--- Start DATA FOR THIS TASK ---
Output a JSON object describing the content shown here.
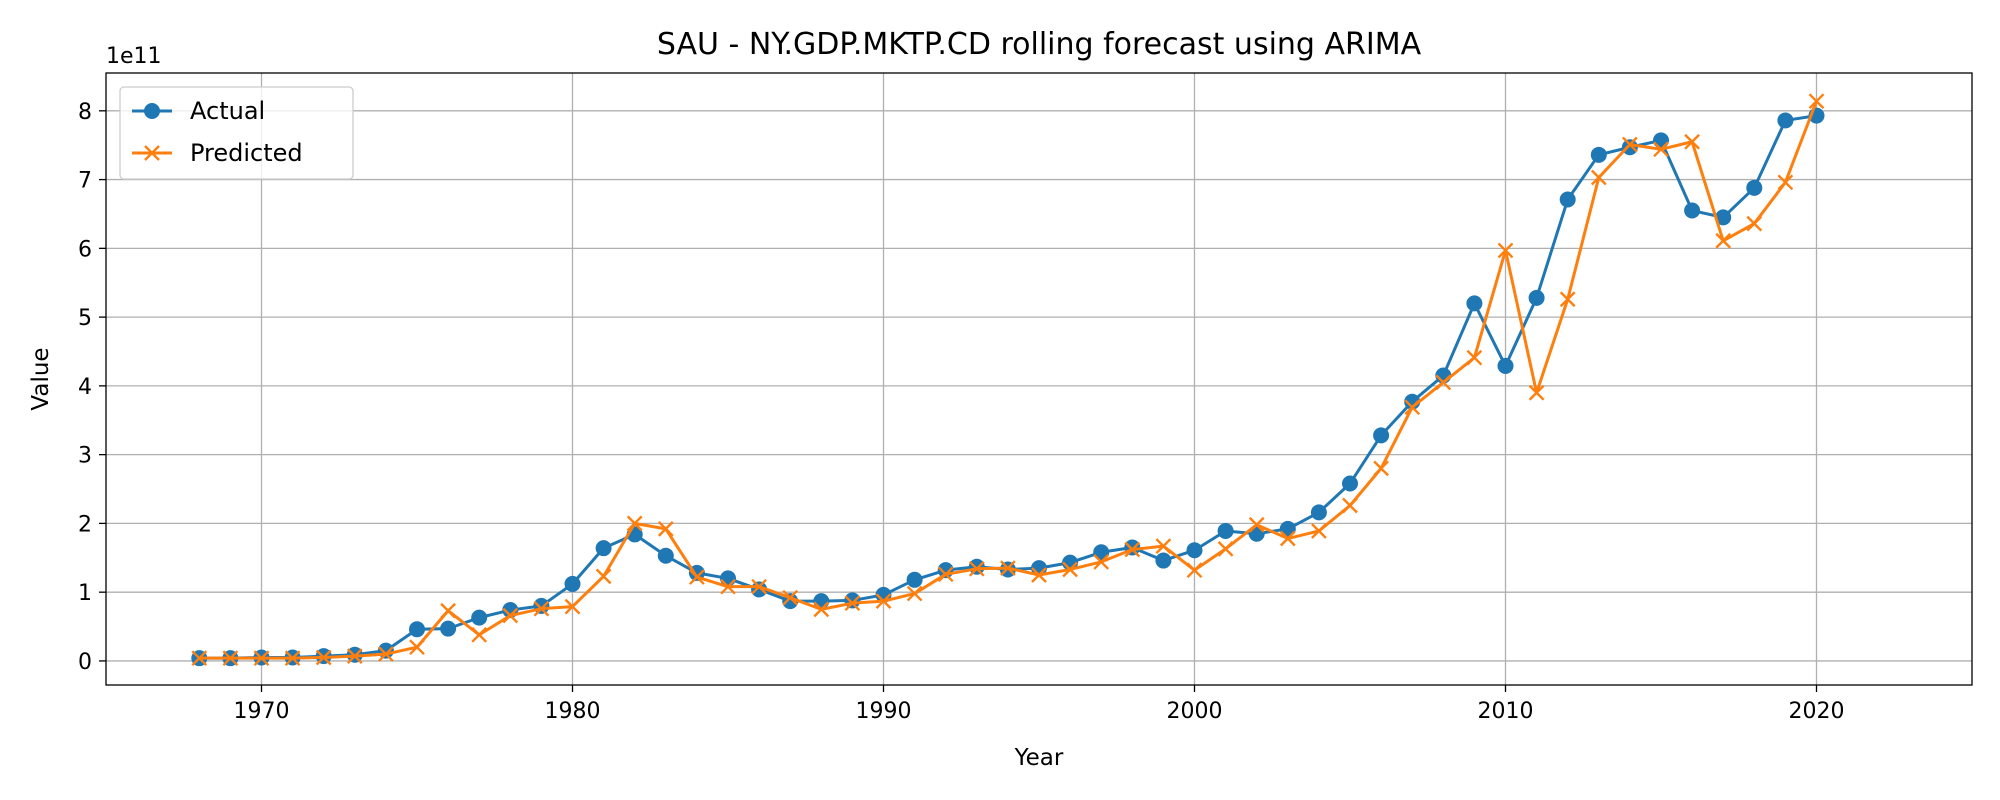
{
  "chart_data": {
    "type": "line",
    "title": "SAU - NY.GDP.MKTP.CD rolling forecast using ARIMA",
    "xlabel": "Year",
    "ylabel": "Value",
    "y_offset_label": "1e11",
    "y_scale_multiplier": 100000000000.0,
    "xlim": [
      1965,
      2025
    ],
    "ylim": [
      -0.35,
      8.55
    ],
    "x_ticks": [
      1970,
      1980,
      1990,
      2000,
      2010,
      2020
    ],
    "x_tick_labels": [
      "1970",
      "1980",
      "1990",
      "2000",
      "2010",
      "2020"
    ],
    "y_ticks": [
      0,
      1,
      2,
      3,
      4,
      5,
      6,
      7,
      8
    ],
    "y_tick_labels": [
      "0",
      "1",
      "2",
      "3",
      "4",
      "5",
      "6",
      "7",
      "8"
    ],
    "grid": true,
    "legend_position": "top-left",
    "x": [
      1968,
      1969,
      1970,
      1971,
      1972,
      1973,
      1974,
      1975,
      1976,
      1977,
      1978,
      1979,
      1980,
      1981,
      1982,
      1983,
      1984,
      1985,
      1986,
      1987,
      1988,
      1989,
      1990,
      1991,
      1992,
      1993,
      1994,
      1995,
      1996,
      1997,
      1998,
      1999,
      2000,
      2001,
      2002,
      2003,
      2004,
      2005,
      2006,
      2007,
      2008,
      2009,
      2010,
      2011,
      2012,
      2013,
      2014,
      2015,
      2016,
      2017,
      2018,
      2019,
      2020
    ],
    "series": [
      {
        "name": "Actual",
        "color": "#1f77b4",
        "marker": "circle",
        "values": [
          0.04,
          0.04,
          0.05,
          0.05,
          0.07,
          0.09,
          0.15,
          0.46,
          0.47,
          0.63,
          0.74,
          0.8,
          1.12,
          1.64,
          1.84,
          1.53,
          1.28,
          1.2,
          1.04,
          0.87,
          0.87,
          0.88,
          0.96,
          1.18,
          1.32,
          1.37,
          1.33,
          1.35,
          1.43,
          1.58,
          1.65,
          1.46,
          1.61,
          1.89,
          1.85,
          1.92,
          2.16,
          2.58,
          3.28,
          3.77,
          4.15,
          5.2,
          4.29,
          5.28,
          6.71,
          7.36,
          7.47,
          7.57,
          6.55,
          6.45,
          6.88,
          7.86,
          7.93
        ]
      },
      {
        "name": "Predicted",
        "color": "#ff7f0e",
        "marker": "x",
        "values": [
          0.04,
          0.04,
          0.04,
          0.04,
          0.05,
          0.07,
          0.1,
          0.2,
          0.73,
          0.38,
          0.66,
          0.76,
          0.79,
          1.23,
          2.0,
          1.92,
          1.22,
          1.08,
          1.08,
          0.92,
          0.75,
          0.84,
          0.87,
          0.98,
          1.26,
          1.34,
          1.35,
          1.25,
          1.33,
          1.44,
          1.62,
          1.67,
          1.32,
          1.63,
          1.98,
          1.78,
          1.89,
          2.26,
          2.8,
          3.69,
          4.05,
          4.41,
          5.97,
          3.9,
          5.26,
          7.03,
          7.51,
          7.44,
          7.55,
          6.11,
          6.36,
          6.96,
          8.14
        ]
      }
    ]
  }
}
--- End DATA FOR THIS TASK ---
Drop the images and quote the entries word for word.

(EXERCISE ANSWER):
Output a JSON object describing the content shown here.
{
  "chart_data": {
    "type": "line",
    "title": "SAU - NY.GDP.MKTP.CD rolling forecast using ARIMA",
    "xlabel": "Year",
    "ylabel": "Value",
    "y_offset_label": "1e11",
    "y_scale_multiplier": 100000000000.0,
    "xlim": [
      1965,
      2025
    ],
    "ylim": [
      -0.35,
      8.55
    ],
    "x_ticks": [
      1970,
      1980,
      1990,
      2000,
      2010,
      2020
    ],
    "x_tick_labels": [
      "1970",
      "1980",
      "1990",
      "2000",
      "2010",
      "2020"
    ],
    "y_ticks": [
      0,
      1,
      2,
      3,
      4,
      5,
      6,
      7,
      8
    ],
    "y_tick_labels": [
      "0",
      "1",
      "2",
      "3",
      "4",
      "5",
      "6",
      "7",
      "8"
    ],
    "grid": true,
    "legend_position": "top-left",
    "x": [
      1968,
      1969,
      1970,
      1971,
      1972,
      1973,
      1974,
      1975,
      1976,
      1977,
      1978,
      1979,
      1980,
      1981,
      1982,
      1983,
      1984,
      1985,
      1986,
      1987,
      1988,
      1989,
      1990,
      1991,
      1992,
      1993,
      1994,
      1995,
      1996,
      1997,
      1998,
      1999,
      2000,
      2001,
      2002,
      2003,
      2004,
      2005,
      2006,
      2007,
      2008,
      2009,
      2010,
      2011,
      2012,
      2013,
      2014,
      2015,
      2016,
      2017,
      2018,
      2019,
      2020
    ],
    "series": [
      {
        "name": "Actual",
        "color": "#1f77b4",
        "marker": "circle",
        "values": [
          0.04,
          0.04,
          0.05,
          0.05,
          0.07,
          0.09,
          0.15,
          0.46,
          0.47,
          0.63,
          0.74,
          0.8,
          1.12,
          1.64,
          1.84,
          1.53,
          1.28,
          1.2,
          1.04,
          0.87,
          0.87,
          0.88,
          0.96,
          1.18,
          1.32,
          1.37,
          1.33,
          1.35,
          1.43,
          1.58,
          1.65,
          1.46,
          1.61,
          1.89,
          1.85,
          1.92,
          2.16,
          2.58,
          3.28,
          3.77,
          4.15,
          5.2,
          4.29,
          5.28,
          6.71,
          7.36,
          7.47,
          7.57,
          6.55,
          6.45,
          6.88,
          7.86,
          7.93
        ]
      },
      {
        "name": "Predicted",
        "color": "#ff7f0e",
        "marker": "x",
        "values": [
          0.04,
          0.04,
          0.04,
          0.04,
          0.05,
          0.07,
          0.1,
          0.2,
          0.73,
          0.38,
          0.66,
          0.76,
          0.79,
          1.23,
          2.0,
          1.92,
          1.22,
          1.08,
          1.08,
          0.92,
          0.75,
          0.84,
          0.87,
          0.98,
          1.26,
          1.34,
          1.35,
          1.25,
          1.33,
          1.44,
          1.62,
          1.67,
          1.32,
          1.63,
          1.98,
          1.78,
          1.89,
          2.26,
          2.8,
          3.69,
          4.05,
          4.41,
          5.97,
          3.9,
          5.26,
          7.03,
          7.51,
          7.44,
          7.55,
          6.11,
          6.36,
          6.96,
          8.14
        ]
      }
    ]
  }
}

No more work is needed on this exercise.